Required task |
Copy out the listing exactly.

Exercise input |
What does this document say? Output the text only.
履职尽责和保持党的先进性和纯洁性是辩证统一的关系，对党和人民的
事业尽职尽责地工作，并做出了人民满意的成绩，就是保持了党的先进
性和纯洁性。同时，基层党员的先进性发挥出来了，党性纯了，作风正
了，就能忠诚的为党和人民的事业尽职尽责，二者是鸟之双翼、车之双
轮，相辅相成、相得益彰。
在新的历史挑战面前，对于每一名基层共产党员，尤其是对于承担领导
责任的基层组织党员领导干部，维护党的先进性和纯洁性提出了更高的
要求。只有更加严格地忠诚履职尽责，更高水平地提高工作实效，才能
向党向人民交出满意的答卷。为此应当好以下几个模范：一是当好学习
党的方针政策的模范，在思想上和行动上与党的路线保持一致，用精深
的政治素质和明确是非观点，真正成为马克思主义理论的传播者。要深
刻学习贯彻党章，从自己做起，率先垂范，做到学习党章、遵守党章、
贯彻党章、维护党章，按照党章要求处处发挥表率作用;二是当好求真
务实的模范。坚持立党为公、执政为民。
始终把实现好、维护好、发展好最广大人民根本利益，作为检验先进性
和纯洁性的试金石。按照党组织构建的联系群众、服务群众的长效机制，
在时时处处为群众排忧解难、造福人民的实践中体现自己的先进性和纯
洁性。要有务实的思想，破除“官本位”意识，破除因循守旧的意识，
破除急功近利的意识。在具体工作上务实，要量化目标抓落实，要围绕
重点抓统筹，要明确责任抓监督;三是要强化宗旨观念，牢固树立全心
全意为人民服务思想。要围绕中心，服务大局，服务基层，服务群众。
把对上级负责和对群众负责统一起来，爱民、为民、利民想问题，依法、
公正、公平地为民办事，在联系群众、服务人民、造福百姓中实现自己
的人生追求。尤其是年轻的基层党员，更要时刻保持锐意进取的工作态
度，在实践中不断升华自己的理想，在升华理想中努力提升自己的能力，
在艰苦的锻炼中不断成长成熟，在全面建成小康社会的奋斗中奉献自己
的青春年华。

Expected answer |
What does this document say? Output the text only.
履职尽责和保持党的先进性和纯洁性是辩证统一的关系，对党和人民的
事业尽职尽责地工作，并做出了人民满意的成绩，就是保持了党的先进
性和纯洁性。同时，基层党员的先进性发挥出来了，党性纯了，作风正
了，就能忠诚的为党和人民的事业尽职尽责，二者是鸟之双翼、车之双
轮，相辅相成、相得益彰。
在新的历史挑战面前，对于每一名基层共产党员，尤其是对于承担领导
责任的基层组织党员领导干部，维护党的先进性和纯洁性提出了更高的
要求。只有更加严格地忠诚履职尽责，更高水平地提高工作实效，才能
向党向人民交出满意的答卷。为此应当好以下几个模范：一是当好学习
党的方针政策的模范，在思想上和行动上与党的路线保持一致，用精深
的政治素质和明确是非观点，真正成为马克思主义理论的传播者。要深
刻学习贯彻党章，从自己做起，率先垂范，做到学习党章、遵守党章、
贯彻党章、维护党章，按照党章要求处处发挥表率作用;二是当好求真
务实的模范。坚持立党为公、执政为民。
始终把实现好、维护好、发展好最广大人民根本利益，作为检验先进性
和纯洁性的试金石。按照党组织构建的联系群众、服务群众的长效机制，
在时时处处为群众排忧解难、造福人民的实践中体现自己的先进性和纯
洁性。要有务实的思想，破除“官本位”意识，破除因循守旧的意识，
破除急功近利的意识。在具体工作上务实，要量化目标抓落实，要围绕
重点抓统筹，要明确责任抓监督;三是要强化宗旨观念，牢固树立全心
全意为人民服务思想。要围绕中心，服务大局，服务基层，服务群众。
把对上级负责和对群众负责统一起来，爱民、为民、利民想问题，依法、
公正、公平地为民办事，在联系群众、服务人民、造福百姓中实现自己
的人生追求。尤其是年轻的基层党员，更要时刻保持锐意进取的工作态
度，在实践中不断升华自己的理想，在升华理想中努力提升自己的能力，
在艰苦的锻炼中不断成长成熟，在全面建成小康社会的奋斗中奉献自己
的青春年华。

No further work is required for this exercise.